**What to produce**
Only lines holding the word "muestran" should be copied from the material.

**Supplied material**
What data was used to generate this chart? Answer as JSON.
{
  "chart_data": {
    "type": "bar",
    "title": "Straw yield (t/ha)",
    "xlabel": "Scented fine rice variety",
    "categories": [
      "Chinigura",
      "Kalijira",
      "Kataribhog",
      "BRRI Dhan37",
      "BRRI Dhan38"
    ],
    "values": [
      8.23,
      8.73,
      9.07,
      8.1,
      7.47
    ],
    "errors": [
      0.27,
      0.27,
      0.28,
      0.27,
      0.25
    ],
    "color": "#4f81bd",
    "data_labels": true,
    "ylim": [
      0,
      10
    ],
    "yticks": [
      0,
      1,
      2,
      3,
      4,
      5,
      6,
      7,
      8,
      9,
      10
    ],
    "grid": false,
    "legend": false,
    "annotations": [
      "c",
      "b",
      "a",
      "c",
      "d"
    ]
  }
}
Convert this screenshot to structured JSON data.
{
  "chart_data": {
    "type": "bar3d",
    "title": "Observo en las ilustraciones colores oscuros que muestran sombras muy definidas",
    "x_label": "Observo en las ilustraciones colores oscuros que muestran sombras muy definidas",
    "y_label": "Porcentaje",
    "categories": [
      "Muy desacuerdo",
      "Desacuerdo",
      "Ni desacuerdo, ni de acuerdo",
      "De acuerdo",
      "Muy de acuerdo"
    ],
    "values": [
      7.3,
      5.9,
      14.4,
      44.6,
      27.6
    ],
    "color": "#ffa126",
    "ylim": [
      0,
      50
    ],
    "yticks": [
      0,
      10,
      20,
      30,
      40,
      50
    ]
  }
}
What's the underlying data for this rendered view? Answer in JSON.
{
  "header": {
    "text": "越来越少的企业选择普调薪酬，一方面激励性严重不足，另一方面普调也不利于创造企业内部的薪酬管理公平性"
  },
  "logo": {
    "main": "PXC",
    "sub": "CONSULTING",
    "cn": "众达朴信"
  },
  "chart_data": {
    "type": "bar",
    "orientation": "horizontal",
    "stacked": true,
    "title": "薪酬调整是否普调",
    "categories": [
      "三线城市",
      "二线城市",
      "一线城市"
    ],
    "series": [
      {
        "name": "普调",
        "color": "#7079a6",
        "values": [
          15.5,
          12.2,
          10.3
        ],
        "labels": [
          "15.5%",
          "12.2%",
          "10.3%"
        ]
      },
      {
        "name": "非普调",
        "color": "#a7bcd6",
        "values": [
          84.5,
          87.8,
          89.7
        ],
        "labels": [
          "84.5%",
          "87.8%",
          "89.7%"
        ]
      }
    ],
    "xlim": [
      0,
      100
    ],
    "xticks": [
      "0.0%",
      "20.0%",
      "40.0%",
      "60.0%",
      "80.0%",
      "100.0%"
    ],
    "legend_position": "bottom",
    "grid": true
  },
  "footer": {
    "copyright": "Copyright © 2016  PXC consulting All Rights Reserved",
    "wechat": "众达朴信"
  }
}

**Result of the task**
    "title": "Observo en las ilustraciones colores oscuros que muestran sombras muy definidas",
    "x_label": "Observo en las ilustraciones colores oscuros que muestran sombras muy definidas",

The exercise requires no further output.